**Exercise aim:**
Each entry below should be reproduced character for character.

**Given records:**
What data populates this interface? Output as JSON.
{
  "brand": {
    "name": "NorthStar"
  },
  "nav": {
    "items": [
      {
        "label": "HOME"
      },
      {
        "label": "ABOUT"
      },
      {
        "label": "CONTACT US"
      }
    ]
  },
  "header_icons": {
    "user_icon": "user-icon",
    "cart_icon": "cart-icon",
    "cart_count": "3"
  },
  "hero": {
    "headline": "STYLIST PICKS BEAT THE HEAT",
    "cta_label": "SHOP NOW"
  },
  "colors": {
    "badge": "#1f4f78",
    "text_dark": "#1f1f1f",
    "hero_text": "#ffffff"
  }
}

**Solution:**
What data populates this interface? Output as JSON.
{
  "brand": {
    "name": "NorthStar"
  },
  "nav": {
    "items": [
      {
        "label": "HOME"
      },
      {
        "label": "ABOUT"
      },
      {
        "label": "CONTACT US"
      }
    ]
  },
  "header_icons": {
    "user_icon": "user-icon",
    "cart_icon": "cart-icon",
    "cart_count": "3"
  },
  "hero": {
    "headline": "STYLIST PICKS BEAT THE HEAT",
    "cta_label": "SHOP NOW"
  },
  "colors": {
    "badge": "#1f4f78",
    "text_dark": "#1f1f1f",
    "hero_text": "#ffffff"
  }
}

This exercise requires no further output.